> _Work required_:
In the records below, pick out all lines containing the word "triangle".

=-=-=

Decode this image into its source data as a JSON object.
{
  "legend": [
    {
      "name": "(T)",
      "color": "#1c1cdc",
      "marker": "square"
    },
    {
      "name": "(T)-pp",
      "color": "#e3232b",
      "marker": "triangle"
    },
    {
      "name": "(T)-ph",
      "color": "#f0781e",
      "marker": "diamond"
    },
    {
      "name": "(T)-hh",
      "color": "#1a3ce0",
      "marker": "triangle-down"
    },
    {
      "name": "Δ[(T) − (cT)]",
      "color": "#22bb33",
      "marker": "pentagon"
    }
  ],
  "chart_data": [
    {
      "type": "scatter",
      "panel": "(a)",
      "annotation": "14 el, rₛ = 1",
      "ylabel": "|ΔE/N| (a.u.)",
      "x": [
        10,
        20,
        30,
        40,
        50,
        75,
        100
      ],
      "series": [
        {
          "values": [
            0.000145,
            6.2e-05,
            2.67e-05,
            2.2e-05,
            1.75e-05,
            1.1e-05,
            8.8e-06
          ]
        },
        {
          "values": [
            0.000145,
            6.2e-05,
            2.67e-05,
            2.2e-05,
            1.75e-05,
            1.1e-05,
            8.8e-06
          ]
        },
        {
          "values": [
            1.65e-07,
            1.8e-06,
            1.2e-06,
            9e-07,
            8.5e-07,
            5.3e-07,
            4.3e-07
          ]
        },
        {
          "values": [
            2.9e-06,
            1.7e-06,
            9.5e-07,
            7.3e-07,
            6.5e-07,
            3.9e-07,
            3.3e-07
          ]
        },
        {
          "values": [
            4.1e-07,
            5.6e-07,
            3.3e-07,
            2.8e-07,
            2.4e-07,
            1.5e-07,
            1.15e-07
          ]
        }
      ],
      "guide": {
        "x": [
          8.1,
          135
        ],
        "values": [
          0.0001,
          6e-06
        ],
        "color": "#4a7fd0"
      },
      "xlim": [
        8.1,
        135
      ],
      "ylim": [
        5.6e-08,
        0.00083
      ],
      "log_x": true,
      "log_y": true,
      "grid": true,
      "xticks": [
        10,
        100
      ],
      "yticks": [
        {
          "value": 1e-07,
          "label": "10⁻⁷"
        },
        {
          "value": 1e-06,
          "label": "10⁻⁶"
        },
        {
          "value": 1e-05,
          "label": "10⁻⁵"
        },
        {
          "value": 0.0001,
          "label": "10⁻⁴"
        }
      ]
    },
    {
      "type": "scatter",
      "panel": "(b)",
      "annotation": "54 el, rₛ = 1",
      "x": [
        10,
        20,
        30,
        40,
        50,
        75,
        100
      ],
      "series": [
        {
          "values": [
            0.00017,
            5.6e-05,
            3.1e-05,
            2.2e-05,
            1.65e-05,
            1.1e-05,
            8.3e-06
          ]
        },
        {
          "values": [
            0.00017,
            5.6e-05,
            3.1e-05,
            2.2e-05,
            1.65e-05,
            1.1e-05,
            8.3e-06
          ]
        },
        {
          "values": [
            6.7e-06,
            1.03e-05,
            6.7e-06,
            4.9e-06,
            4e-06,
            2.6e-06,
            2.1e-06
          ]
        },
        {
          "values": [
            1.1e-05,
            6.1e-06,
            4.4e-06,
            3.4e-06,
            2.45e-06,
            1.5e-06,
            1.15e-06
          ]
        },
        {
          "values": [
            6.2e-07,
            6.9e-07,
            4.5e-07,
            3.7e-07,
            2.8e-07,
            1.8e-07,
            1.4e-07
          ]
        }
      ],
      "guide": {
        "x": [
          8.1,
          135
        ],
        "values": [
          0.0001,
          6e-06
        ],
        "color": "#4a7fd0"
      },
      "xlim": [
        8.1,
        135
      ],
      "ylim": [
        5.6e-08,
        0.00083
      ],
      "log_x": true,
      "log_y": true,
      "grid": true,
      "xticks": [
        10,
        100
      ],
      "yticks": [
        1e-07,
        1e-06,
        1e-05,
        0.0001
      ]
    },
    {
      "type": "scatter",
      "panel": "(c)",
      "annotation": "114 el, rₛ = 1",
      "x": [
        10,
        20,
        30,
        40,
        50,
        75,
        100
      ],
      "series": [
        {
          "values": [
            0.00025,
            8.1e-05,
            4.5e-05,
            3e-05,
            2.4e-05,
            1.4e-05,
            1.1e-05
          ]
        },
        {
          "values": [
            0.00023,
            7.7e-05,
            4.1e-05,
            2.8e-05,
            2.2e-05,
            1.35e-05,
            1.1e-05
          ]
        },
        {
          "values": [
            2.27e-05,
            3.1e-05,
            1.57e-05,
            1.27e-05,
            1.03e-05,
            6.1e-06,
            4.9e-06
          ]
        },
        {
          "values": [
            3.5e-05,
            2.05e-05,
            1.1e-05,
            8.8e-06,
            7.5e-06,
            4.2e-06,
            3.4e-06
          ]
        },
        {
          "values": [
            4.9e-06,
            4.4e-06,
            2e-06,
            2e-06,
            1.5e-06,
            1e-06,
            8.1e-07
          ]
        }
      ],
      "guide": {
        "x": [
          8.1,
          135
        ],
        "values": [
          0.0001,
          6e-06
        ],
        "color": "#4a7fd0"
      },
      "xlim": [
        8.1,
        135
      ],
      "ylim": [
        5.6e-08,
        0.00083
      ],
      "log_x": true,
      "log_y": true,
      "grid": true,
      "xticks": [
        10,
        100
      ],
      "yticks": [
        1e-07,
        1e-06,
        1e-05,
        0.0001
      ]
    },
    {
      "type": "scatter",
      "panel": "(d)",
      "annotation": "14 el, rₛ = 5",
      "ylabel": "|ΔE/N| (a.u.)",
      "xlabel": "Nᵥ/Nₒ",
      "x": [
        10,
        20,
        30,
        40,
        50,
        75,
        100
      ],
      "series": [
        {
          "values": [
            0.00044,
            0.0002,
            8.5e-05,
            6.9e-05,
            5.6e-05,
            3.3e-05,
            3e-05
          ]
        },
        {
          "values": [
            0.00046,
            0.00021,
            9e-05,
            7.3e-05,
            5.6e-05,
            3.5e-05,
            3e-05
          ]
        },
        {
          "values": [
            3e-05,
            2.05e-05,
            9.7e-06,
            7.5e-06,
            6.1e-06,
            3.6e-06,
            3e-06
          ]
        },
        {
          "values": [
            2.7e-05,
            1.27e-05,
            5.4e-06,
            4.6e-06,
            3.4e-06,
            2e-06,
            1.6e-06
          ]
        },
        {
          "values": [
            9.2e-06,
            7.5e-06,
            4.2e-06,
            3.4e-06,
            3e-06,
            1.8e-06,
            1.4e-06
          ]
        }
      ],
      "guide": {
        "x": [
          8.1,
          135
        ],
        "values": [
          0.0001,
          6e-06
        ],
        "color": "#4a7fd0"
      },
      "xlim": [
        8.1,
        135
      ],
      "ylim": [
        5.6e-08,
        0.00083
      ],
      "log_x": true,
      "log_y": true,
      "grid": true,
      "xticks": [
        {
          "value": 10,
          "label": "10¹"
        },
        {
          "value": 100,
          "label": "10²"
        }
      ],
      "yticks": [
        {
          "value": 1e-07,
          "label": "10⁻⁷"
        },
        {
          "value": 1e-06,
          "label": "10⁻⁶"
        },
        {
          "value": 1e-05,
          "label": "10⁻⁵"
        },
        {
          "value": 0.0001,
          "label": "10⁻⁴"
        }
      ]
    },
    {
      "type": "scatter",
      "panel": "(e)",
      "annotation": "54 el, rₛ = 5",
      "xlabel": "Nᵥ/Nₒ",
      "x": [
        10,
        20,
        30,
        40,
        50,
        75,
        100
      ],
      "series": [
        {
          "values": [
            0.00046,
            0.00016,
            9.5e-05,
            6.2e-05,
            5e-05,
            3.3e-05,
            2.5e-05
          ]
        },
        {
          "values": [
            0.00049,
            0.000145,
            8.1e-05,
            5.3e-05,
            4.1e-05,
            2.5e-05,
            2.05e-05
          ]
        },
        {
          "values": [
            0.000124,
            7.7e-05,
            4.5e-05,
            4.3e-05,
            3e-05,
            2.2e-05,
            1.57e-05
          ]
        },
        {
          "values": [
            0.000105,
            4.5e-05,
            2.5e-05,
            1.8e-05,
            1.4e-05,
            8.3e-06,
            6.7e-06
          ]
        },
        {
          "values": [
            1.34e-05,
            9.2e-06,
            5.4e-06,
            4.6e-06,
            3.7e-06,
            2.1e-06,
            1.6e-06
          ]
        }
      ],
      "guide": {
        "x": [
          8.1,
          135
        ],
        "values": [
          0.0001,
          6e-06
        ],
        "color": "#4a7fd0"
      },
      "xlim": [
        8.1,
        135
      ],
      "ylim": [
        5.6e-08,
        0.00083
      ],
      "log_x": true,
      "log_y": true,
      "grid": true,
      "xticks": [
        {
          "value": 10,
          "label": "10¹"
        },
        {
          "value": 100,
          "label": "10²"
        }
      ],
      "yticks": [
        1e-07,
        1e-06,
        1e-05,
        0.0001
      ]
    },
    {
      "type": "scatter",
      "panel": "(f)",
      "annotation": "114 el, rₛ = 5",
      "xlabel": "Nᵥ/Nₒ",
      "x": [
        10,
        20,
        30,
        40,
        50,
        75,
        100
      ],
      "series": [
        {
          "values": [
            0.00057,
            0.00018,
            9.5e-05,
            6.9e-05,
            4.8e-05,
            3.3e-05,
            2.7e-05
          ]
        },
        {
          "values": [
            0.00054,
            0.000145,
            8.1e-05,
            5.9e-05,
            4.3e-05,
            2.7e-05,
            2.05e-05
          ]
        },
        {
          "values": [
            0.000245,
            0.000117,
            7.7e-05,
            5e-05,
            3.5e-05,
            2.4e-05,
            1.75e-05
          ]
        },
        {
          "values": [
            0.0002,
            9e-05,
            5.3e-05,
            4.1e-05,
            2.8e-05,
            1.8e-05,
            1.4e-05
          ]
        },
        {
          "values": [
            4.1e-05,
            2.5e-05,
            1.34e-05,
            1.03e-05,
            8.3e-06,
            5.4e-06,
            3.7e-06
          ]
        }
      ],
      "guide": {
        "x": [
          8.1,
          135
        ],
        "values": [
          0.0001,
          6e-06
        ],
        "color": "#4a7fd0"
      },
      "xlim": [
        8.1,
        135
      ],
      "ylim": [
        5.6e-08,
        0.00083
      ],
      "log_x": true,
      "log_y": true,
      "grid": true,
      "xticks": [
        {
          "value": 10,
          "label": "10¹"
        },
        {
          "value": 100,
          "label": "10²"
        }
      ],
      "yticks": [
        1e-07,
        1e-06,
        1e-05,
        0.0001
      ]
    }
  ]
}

=-=-=

> _Correct result_:
      "marker": "triangle"
      "marker": "triangle-down"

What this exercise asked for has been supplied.